Start of Exercise inputs
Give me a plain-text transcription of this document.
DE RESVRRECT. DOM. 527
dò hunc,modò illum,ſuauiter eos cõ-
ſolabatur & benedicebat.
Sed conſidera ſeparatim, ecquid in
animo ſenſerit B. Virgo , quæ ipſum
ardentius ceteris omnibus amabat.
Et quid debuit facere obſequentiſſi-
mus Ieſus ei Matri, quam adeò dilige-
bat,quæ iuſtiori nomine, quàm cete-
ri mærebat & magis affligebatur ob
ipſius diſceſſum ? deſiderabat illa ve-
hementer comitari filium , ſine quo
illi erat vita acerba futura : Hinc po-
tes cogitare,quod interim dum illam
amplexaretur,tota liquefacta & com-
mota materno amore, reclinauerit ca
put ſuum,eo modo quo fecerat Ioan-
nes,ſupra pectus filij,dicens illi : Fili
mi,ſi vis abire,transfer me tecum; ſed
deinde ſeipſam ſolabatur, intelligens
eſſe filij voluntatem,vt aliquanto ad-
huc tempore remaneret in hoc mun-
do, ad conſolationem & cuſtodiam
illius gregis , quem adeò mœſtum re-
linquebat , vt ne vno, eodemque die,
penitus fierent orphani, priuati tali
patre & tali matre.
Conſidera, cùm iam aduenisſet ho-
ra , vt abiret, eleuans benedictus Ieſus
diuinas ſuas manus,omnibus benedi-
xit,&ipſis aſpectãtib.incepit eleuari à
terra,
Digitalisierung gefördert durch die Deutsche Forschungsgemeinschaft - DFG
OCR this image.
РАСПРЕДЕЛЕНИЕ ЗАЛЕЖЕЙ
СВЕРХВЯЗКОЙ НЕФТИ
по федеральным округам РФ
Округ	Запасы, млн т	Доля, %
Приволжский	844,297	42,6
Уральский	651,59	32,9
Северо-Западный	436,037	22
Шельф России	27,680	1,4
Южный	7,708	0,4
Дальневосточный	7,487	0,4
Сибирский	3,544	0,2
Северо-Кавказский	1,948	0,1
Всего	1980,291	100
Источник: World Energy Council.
End of Exercise inputs
*Instruction*. Copy out every line with the word "filij".

*Solved problem*.
nes,ſupra pectus filij,dicens illi : Fili
eſſe filij voluntatem,vt aliquanto ad-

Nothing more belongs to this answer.